» **Passage shown**:
# New Rat Won't Eat



## Tiny Pets (Jul 28, 2014)

I adopted two male rats from a local rescue yesterday, one, Jerry, is eating and drinking fine, but I've never seen the other, Ben, touch the food or drink anything. The pellets they're being given are Oxbow Regal Rat. This morning though Ben took some corn from my hand. Does he just not like Oxbow? He's a very skittish rat, so it could be possible that he's not eating when I'm there I guess, but he's starting to make me worry.


----------



## lovemyfurries (Aug 13, 2014)

He might be eating at night or when you're not there. It's a good thing he took corn from your hand, that's a good sign. My boys are very fussy, they only eat their dry rat food when they have no other choice! I've spoilt them as they get little bowls of yogurt in the morning and my daughter always gives something from each of her meals. At night they get rice ( brown rice and barley ) tonight they had some cous cous, peas and corn are a great treat. But the best is the original future life porridge...oh and cooked noodles, especially spaghetti it's like worms


----------



## LittleBird (Jun 22, 2014)

Congrats on your new babies! How old are they? I just adopted 4 baby girls about 5 weeks ago and it really took them about a week to completely settle into their new home. They were only 4 weeks old when I got them and obviously were not used to living in a cage as big as the double critter nation that I provided them. All 4 of them were so scared that they piled up behind the litter box and would not come out for anything. I really started to worry because I didn't see them eating or drinking. I left them alone but did talk softly to them and offer them treats to try and gain their trust. After a few days, they began venturing out, and after about a week, it's like a switch was flipped and suddenly they were exploring the whole cage. Just give your boys time to adjust to their new home. They won't starve. If there's food available, they will eat it, even if they don't do it in front of you. Keep reassuring them and letting them know you're there when they are ready to begin socializing.

» **Dataset content**:
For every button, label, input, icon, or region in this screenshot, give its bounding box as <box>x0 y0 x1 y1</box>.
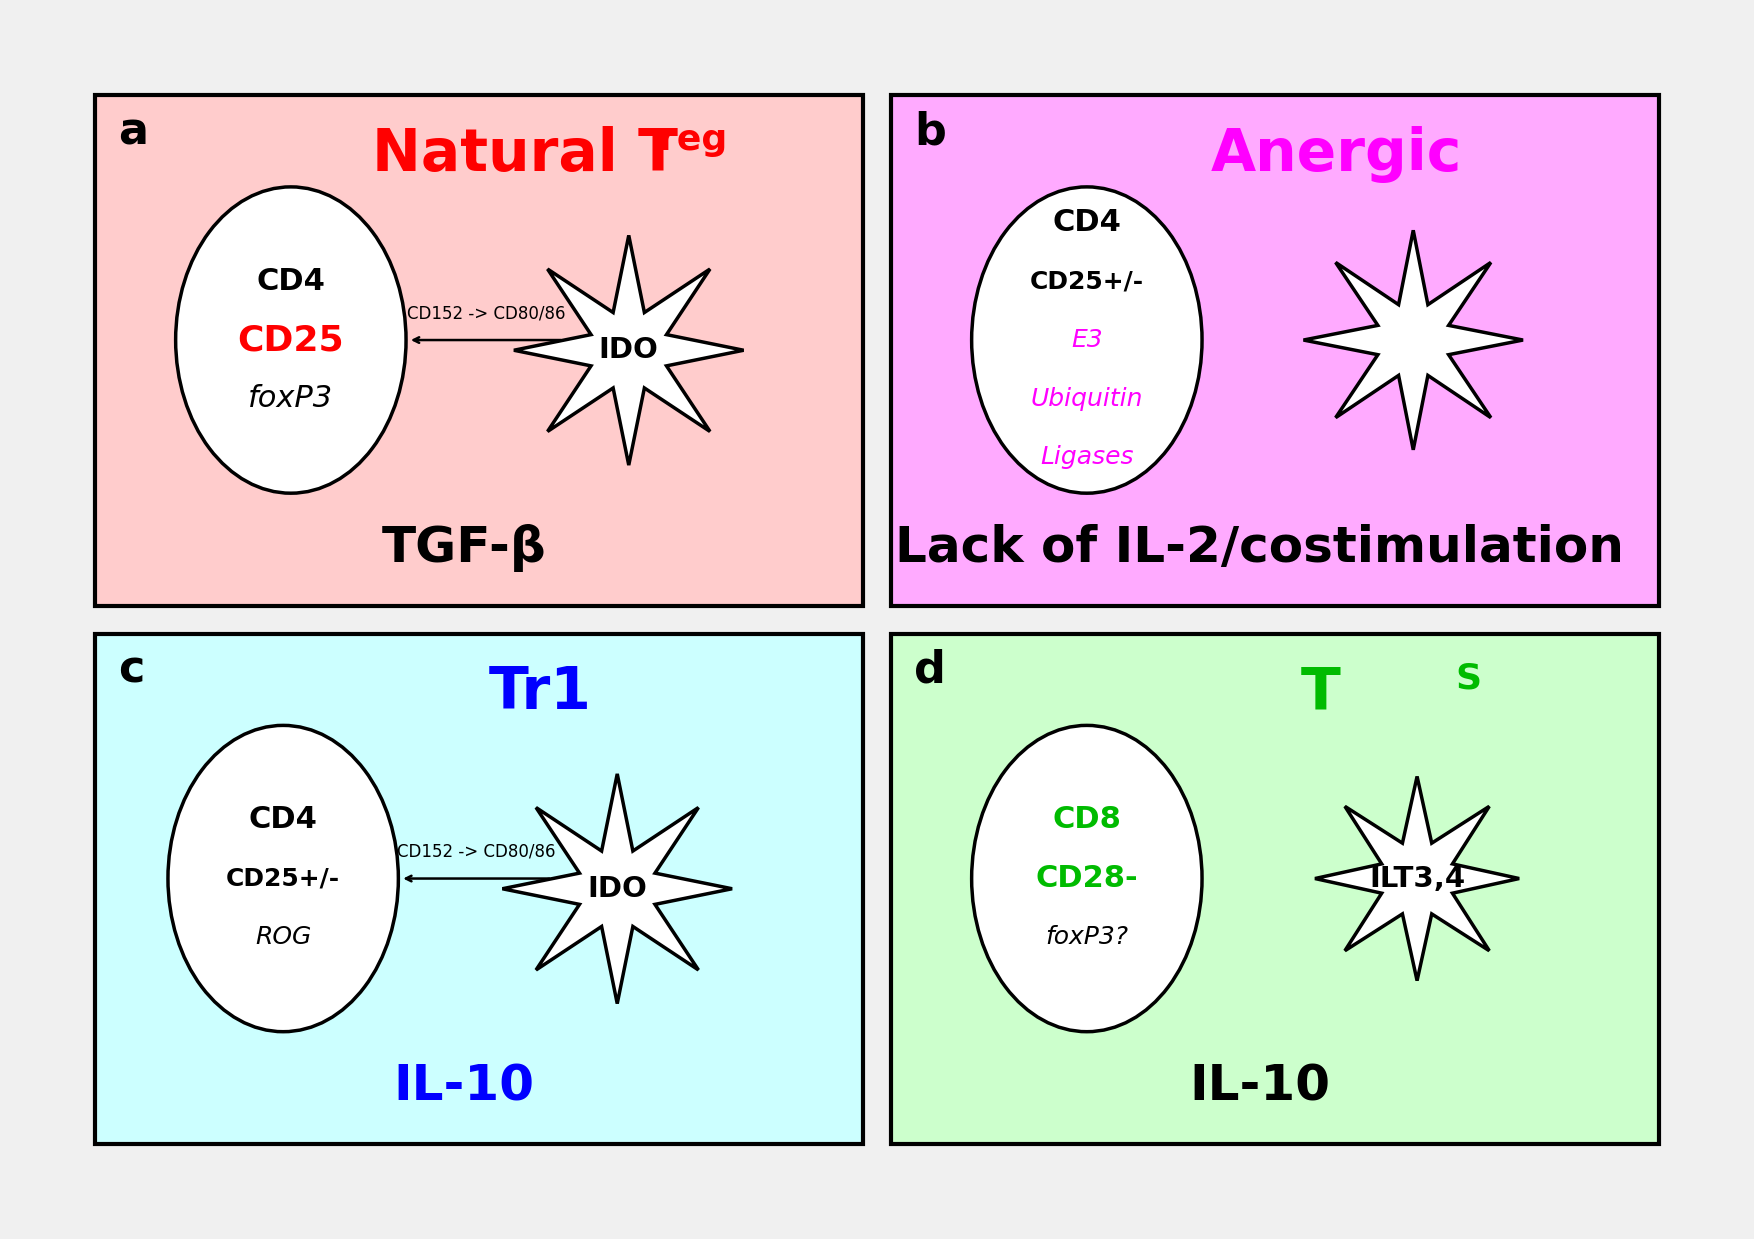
Text: Anergic: Anergic <box>1210 125 1463 182</box>
FancyBboxPatch shape <box>891 633 1659 1144</box>
Text: b: b <box>914 110 945 154</box>
Text: Natural T: Natural T <box>372 125 679 182</box>
Text: CD25+/-: CD25+/- <box>226 866 340 891</box>
FancyBboxPatch shape <box>95 633 863 1144</box>
Polygon shape <box>514 235 744 465</box>
Text: Lack of IL-2/costimulation: Lack of IL-2/costimulation <box>895 524 1624 572</box>
FancyBboxPatch shape <box>891 95 1659 606</box>
Polygon shape <box>502 774 731 1004</box>
Text: ROG: ROG <box>254 926 312 949</box>
Text: Tr1: Tr1 <box>489 664 591 721</box>
Text: TGF-β: TGF-β <box>381 524 545 572</box>
Text: CD4: CD4 <box>1052 208 1121 237</box>
Text: CD28-: CD28- <box>1035 864 1138 893</box>
Text: CD152 -> CD80/86: CD152 -> CD80/86 <box>407 304 565 322</box>
Text: S: S <box>1456 662 1482 695</box>
Text: Ubiquitin: Ubiquitin <box>1031 387 1144 411</box>
Text: a: a <box>118 110 147 154</box>
Text: CD25: CD25 <box>237 323 344 357</box>
Ellipse shape <box>175 187 405 493</box>
Text: c: c <box>118 649 144 691</box>
Ellipse shape <box>972 725 1201 1032</box>
Text: reg: reg <box>660 123 728 157</box>
Text: Ligases: Ligases <box>1040 446 1133 470</box>
Text: E3: E3 <box>1072 328 1103 352</box>
Polygon shape <box>1303 230 1522 450</box>
Text: ILT3,4: ILT3,4 <box>1370 865 1465 892</box>
Text: CD4: CD4 <box>249 805 317 834</box>
Polygon shape <box>1316 777 1519 980</box>
Text: d: d <box>914 649 945 691</box>
Text: CD8: CD8 <box>1052 805 1121 834</box>
Text: foxP3: foxP3 <box>249 384 333 414</box>
Text: IDO: IDO <box>588 875 647 903</box>
Text: IL-10: IL-10 <box>1189 1063 1330 1111</box>
Text: CD4: CD4 <box>256 266 324 296</box>
Text: foxP3?: foxP3? <box>1045 926 1128 949</box>
Text: T: T <box>1301 664 1342 721</box>
Text: IL-10: IL-10 <box>393 1063 535 1111</box>
Text: IDO: IDO <box>598 336 660 364</box>
Text: CD25+/-: CD25+/- <box>1030 269 1144 294</box>
FancyBboxPatch shape <box>95 95 863 606</box>
Ellipse shape <box>168 725 398 1032</box>
Ellipse shape <box>972 187 1201 493</box>
Text: CD152 -> CD80/86: CD152 -> CD80/86 <box>396 843 556 861</box>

» **Brief A**:
In the forum thread about the new rat that will not eat, which pellets are the two rats being given?
» **Brief B**:
Carry on the forum thread about the new rat that will not eat, starting after its final reply.

» **Final answer A**:
Oxbow Regal Rat.

» **Final answer B**:
----------



## Tiny Pets (Jul 28, 2014)

I'm not sure how old they are, they are definitely young adults but the rescue didn't know what exact age. He started eating and drinking today  I found out that their water bottles weren't letting any water out and when I got a new one it was leaky so I just gave up and gave them a ceramic water dish I had in my extra supplies. So Ben will eat but he grabs the food and runs straight back to the hut he's claimed as his, and he stays in their sleeping all the time and if he ventures out and hears me get up (even if I'm just leaving the room) he'll dart back to it. Any ideas on how to get him to not see me as a threat?


----------



## LittleBird (Jun 22, 2014)

It's just gonna take time and lots of reassuring. Go to the cage frequently and put your hands in so he can get used to your scent. Talk softly to him, bring him treats. Don't try to pick him up yet until he trusts you or it could cause a setback and he'll be afraid that you're gonna try to get him whenever you come to the cage. As hard as it is, wait until he comes to you, and he will! I promise! Just be consistent and persistent in going to his cage frequently and letting him know that you're there and not going anywhere. It won't take long for him to begin to trust you.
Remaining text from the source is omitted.